→ Exercise brief
Write out the full set of records below exactly.

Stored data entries
────────
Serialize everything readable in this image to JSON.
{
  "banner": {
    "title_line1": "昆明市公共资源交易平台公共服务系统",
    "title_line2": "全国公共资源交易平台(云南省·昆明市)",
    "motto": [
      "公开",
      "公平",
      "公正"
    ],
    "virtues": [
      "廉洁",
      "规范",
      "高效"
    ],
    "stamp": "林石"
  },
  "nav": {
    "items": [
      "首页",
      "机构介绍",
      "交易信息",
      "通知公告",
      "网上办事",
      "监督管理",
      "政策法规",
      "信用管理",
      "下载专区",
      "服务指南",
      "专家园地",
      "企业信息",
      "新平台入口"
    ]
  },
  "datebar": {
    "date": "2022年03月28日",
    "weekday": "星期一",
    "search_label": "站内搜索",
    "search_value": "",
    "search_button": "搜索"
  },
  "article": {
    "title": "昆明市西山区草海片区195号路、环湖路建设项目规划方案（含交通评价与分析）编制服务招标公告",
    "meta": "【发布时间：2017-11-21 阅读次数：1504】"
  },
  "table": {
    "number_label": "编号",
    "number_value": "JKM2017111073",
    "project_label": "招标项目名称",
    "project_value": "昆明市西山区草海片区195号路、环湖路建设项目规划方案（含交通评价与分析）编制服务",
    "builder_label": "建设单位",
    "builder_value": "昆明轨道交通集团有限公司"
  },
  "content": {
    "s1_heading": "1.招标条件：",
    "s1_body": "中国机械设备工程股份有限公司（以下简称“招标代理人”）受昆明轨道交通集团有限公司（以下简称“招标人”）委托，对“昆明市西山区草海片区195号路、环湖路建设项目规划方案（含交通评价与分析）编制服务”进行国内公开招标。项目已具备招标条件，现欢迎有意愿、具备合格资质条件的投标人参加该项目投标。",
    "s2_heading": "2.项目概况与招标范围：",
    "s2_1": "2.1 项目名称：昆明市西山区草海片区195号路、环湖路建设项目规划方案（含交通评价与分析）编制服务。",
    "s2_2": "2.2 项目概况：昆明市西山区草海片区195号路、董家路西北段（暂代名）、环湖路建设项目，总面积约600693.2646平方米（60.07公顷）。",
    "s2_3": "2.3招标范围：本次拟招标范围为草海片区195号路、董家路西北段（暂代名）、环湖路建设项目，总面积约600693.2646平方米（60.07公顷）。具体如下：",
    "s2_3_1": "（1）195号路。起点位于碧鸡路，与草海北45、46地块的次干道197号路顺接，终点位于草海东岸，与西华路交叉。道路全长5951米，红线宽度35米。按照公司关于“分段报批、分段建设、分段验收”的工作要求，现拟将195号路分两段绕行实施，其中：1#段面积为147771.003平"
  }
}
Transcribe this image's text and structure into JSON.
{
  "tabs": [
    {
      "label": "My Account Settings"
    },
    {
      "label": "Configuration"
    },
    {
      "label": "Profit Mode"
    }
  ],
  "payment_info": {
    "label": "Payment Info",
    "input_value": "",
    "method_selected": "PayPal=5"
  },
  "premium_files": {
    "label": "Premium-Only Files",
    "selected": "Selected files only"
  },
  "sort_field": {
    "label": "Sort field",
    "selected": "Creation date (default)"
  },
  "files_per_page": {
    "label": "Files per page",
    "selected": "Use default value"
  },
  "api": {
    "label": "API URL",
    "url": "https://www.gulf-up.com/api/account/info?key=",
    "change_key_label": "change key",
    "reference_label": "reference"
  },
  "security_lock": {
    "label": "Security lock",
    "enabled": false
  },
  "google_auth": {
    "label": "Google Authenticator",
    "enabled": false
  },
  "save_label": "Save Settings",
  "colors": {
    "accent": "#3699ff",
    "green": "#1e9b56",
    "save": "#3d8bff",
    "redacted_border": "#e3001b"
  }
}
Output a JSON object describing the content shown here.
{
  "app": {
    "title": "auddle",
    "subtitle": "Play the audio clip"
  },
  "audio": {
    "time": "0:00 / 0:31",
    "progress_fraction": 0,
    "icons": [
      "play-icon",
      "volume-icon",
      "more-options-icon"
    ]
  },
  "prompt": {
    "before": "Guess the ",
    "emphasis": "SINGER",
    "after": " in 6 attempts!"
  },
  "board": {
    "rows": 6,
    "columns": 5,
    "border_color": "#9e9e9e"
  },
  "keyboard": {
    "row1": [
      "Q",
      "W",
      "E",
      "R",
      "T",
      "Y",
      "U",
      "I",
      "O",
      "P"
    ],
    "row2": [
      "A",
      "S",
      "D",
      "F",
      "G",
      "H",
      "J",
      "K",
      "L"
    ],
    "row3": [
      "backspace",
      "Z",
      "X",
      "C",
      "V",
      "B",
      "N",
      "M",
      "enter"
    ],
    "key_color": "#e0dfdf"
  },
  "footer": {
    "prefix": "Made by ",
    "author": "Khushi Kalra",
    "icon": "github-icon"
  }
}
────────
→ Full answer
Serialize everything readable in this image to JSON.
{
  "banner": {
    "title_line1": "昆明市公共资源交易平台公共服务系统",
    "title_line2": "全国公共资源交易平台(云南省·昆明市)",
    "motto": [
      "公开",
      "公平",
      "公正"
    ],
    "virtues": [
      "廉洁",
      "规范",
      "高效"
    ],
    "stamp": "林石"
  },
  "nav": {
    "items": [
      "首页",
      "机构介绍",
      "交易信息",
      "通知公告",
      "网上办事",
      "监督管理",
      "政策法规",
      "信用管理",
      "下载专区",
      "服务指南",
      "专家园地",
      "企业信息",
      "新平台入口"
    ]
  },
  "datebar": {
    "date": "2022年03月28日",
    "weekday": "星期一",
    "search_label": "站内搜索",
    "search_value": "",
    "search_button": "搜索"
  },
  "article": {
    "title": "昆明市西山区草海片区195号路、环湖路建设项目规划方案（含交通评价与分析）编制服务招标公告",
    "meta": "【发布时间：2017-11-21 阅读次数：1504】"
  },
  "table": {
    "number_label": "编号",
    "number_value": "JKM2017111073",
    "project_label": "招标项目名称",
    "project_value": "昆明市西山区草海片区195号路、环湖路建设项目规划方案（含交通评价与分析）编制服务",
    "builder_label": "建设单位",
    "builder_value": "昆明轨道交通集团有限公司"
  },
  "content": {
    "s1_heading": "1.招标条件：",
    "s1_body": "中国机械设备工程股份有限公司（以下简称“招标代理人”）受昆明轨道交通集团有限公司（以下简称“招标人”）委托，对“昆明市西山区草海片区195号路、环湖路建设项目规划方案（含交通评价与分析）编制服务”进行国内公开招标。项目已具备招标条件，现欢迎有意愿、具备合格资质条件的投标人参加该项目投标。",
    "s2_heading": "2.项目概况与招标范围：",
    "s2_1": "2.1 项目名称：昆明市西山区草海片区195号路、环湖路建设项目规划方案（含交通评价与分析）编制服务。",
    "s2_2": "2.2 项目概况：昆明市西山区草海片区195号路、董家路西北段（暂代名）、环湖路建设项目，总面积约600693.2646平方米（60.07公顷）。",
    "s2_3": "2.3招标范围：本次拟招标范围为草海片区195号路、董家路西北段（暂代名）、环湖路建设项目，总面积约600693.2646平方米（60.07公顷）。具体如下：",
    "s2_3_1": "（1）195号路。起点位于碧鸡路，与草海北45、46地块的次干道197号路顺接，终点位于草海东岸，与西华路交叉。道路全长5951米，红线宽度35米。按照公司关于“分段报批、分段建设、分段验收”的工作要求，现拟将195号路分两段绕行实施，其中：1#段面积为147771.003平"
  }
}
Transcribe this image's text and structure into JSON.
{
  "tabs": [
    {
      "label": "My Account Settings"
    },
    {
      "label": "Configuration"
    },
    {
      "label": "Profit Mode"
    }
  ],
  "payment_info": {
    "label": "Payment Info",
    "input_value": "",
    "method_selected": "PayPal=5"
  },
  "premium_files": {
    "label": "Premium-Only Files",
    "selected": "Selected files only"
  },
  "sort_field": {
    "label": "Sort field",
    "selected": "Creation date (default)"
  },
  "files_per_page": {
    "label": "Files per page",
    "selected": "Use default value"
  },
  "api": {
    "label": "API URL",
    "url": "https://www.gulf-up.com/api/account/info?key=",
    "change_key_label": "change key",
    "reference_label": "reference"
  },
  "security_lock": {
    "label": "Security lock",
    "enabled": false
  },
  "google_auth": {
    "label": "Google Authenticator",
    "enabled": false
  },
  "save_label": "Save Settings",
  "colors": {
    "accent": "#3699ff",
    "green": "#1e9b56",
    "save": "#3d8bff",
    "redacted_border": "#e3001b"
  }
}
Output a JSON object describing the content shown here.
{
  "app": {
    "title": "auddle",
    "subtitle": "Play the audio clip"
  },
  "audio": {
    "time": "0:00 / 0:31",
    "progress_fraction": 0,
    "icons": [
      "play-icon",
      "volume-icon",
      "more-options-icon"
    ]
  },
  "prompt": {
    "before": "Guess the ",
    "emphasis": "SINGER",
    "after": " in 6 attempts!"
  },
  "board": {
    "rows": 6,
    "columns": 5,
    "border_color": "#9e9e9e"
  },
  "keyboard": {
    "row1": [
      "Q",
      "W",
      "E",
      "R",
      "T",
      "Y",
      "U",
      "I",
      "O",
      "P"
    ],
    "row2": [
      "A",
      "S",
      "D",
      "F",
      "G",
      "H",
      "J",
      "K",
      "L"
    ],
    "row3": [
      "backspace",
      "Z",
      "X",
      "C",
      "V",
      "B",
      "N",
      "M",
      "enter"
    ],
    "key_color": "#e0dfdf"
  },
  "footer": {
    "prefix": "Made by ",
    "author": "Khushi Kalra",
    "icon": "github-icon"
  }
}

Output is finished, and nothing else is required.